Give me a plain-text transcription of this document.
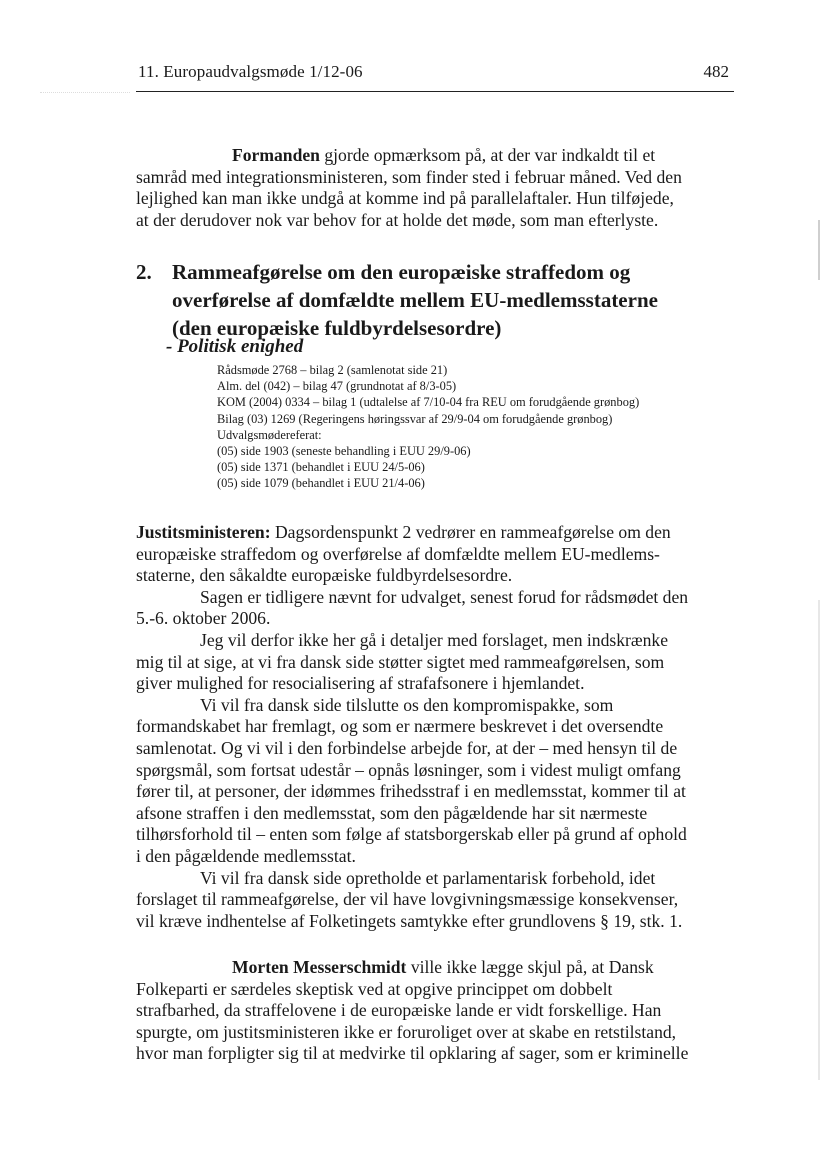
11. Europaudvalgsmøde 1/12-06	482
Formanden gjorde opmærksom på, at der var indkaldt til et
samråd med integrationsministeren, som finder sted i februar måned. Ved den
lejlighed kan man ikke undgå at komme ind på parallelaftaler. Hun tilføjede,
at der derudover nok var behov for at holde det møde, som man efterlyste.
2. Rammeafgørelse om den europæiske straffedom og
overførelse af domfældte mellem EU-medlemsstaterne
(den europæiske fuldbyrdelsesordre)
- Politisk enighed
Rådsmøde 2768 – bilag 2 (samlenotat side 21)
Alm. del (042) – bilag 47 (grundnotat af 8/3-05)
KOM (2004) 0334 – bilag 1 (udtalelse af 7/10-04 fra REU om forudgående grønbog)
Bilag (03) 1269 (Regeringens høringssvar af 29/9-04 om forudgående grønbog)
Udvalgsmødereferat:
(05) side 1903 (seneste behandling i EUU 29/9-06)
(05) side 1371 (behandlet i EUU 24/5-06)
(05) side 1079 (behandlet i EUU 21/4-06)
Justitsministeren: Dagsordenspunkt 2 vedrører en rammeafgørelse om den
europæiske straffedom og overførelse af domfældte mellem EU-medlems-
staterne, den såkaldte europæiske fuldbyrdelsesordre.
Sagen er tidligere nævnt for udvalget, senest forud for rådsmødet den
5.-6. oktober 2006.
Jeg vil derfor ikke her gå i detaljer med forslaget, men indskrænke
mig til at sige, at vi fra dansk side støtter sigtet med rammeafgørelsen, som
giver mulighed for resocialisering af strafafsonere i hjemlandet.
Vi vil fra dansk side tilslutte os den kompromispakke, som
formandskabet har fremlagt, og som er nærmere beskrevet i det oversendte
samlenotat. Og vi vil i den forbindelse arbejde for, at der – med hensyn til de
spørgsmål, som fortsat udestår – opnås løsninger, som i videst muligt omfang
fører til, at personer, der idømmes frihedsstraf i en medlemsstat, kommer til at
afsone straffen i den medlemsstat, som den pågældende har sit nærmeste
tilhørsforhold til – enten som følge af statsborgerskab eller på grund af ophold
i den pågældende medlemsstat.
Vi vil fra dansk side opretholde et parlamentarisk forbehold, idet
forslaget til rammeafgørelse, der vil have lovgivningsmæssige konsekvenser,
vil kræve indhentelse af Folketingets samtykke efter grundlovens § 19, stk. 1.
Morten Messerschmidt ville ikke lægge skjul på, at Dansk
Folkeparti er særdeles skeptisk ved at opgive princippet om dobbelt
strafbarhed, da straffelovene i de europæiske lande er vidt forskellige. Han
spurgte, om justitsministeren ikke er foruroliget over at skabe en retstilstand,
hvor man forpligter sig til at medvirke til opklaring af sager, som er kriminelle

-----

TASK => Look through the material above and pick out each line holding the word "straffedom".

ANSWER TO THIS PROBLEM =>
2. Rammeafgørelse om den europæiske straffedom og
europæiske straffedom og overførelse af domfældte mellem EU-medlems-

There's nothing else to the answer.